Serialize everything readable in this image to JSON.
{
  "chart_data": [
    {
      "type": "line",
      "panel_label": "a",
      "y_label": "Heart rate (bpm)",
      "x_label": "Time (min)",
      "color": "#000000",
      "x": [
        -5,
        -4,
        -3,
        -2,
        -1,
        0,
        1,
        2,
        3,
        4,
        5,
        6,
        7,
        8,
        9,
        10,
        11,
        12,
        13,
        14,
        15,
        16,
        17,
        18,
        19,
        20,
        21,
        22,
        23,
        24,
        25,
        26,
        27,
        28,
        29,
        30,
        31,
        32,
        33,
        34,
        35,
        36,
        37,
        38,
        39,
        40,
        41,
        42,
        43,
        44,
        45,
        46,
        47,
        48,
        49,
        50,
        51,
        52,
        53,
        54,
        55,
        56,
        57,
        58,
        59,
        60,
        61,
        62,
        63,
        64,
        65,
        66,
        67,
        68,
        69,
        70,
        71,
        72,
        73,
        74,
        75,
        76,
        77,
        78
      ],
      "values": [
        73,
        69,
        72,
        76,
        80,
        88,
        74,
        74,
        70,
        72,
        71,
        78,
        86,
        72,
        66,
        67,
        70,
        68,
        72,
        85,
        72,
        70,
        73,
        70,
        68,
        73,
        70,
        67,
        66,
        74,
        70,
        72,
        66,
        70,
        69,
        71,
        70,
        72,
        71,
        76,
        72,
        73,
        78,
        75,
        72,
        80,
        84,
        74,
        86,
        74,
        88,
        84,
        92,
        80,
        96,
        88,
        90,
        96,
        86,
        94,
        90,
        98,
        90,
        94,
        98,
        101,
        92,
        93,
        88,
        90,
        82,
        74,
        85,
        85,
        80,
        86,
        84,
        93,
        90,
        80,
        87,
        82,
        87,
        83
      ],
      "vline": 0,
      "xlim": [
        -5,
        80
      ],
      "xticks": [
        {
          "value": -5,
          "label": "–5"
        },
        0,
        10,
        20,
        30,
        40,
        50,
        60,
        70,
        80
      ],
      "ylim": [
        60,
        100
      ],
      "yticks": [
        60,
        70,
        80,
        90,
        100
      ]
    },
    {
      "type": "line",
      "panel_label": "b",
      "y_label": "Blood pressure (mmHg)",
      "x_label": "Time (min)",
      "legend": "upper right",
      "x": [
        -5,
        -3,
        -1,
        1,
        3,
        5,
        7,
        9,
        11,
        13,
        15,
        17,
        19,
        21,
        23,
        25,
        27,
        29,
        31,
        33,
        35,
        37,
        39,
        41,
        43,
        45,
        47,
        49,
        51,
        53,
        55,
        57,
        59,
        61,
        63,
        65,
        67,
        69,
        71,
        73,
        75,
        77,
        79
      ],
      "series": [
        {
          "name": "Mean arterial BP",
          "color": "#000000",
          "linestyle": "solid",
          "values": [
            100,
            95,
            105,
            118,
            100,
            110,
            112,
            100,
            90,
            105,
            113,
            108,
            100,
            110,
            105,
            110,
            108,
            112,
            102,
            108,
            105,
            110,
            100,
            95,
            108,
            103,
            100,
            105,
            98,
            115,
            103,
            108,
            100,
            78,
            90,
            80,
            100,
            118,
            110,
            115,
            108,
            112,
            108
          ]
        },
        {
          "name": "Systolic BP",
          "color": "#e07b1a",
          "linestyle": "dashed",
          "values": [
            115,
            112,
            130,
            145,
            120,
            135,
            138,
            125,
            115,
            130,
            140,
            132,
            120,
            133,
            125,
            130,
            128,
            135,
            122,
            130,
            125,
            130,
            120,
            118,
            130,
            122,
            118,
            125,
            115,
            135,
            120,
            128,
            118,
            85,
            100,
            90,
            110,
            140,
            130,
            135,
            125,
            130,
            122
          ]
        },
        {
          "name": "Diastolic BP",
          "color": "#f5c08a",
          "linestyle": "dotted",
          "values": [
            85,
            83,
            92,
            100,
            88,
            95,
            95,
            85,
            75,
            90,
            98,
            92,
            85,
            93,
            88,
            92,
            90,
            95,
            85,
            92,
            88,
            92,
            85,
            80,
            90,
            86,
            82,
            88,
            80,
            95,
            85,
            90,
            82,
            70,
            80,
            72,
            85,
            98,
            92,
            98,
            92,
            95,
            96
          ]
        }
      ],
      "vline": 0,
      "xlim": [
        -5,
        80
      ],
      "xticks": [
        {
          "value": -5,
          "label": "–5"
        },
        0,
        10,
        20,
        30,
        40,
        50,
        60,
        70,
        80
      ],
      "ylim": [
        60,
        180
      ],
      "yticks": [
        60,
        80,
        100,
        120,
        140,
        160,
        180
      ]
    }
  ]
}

## Directions for this task
Among the lines of the data, identify those with the word "color". Copy each of them.

## Response for this exercise
      "color": "#000000",
          "color": "#000000",
          "color": "#e07b1a",
          "color": "#f5c08a",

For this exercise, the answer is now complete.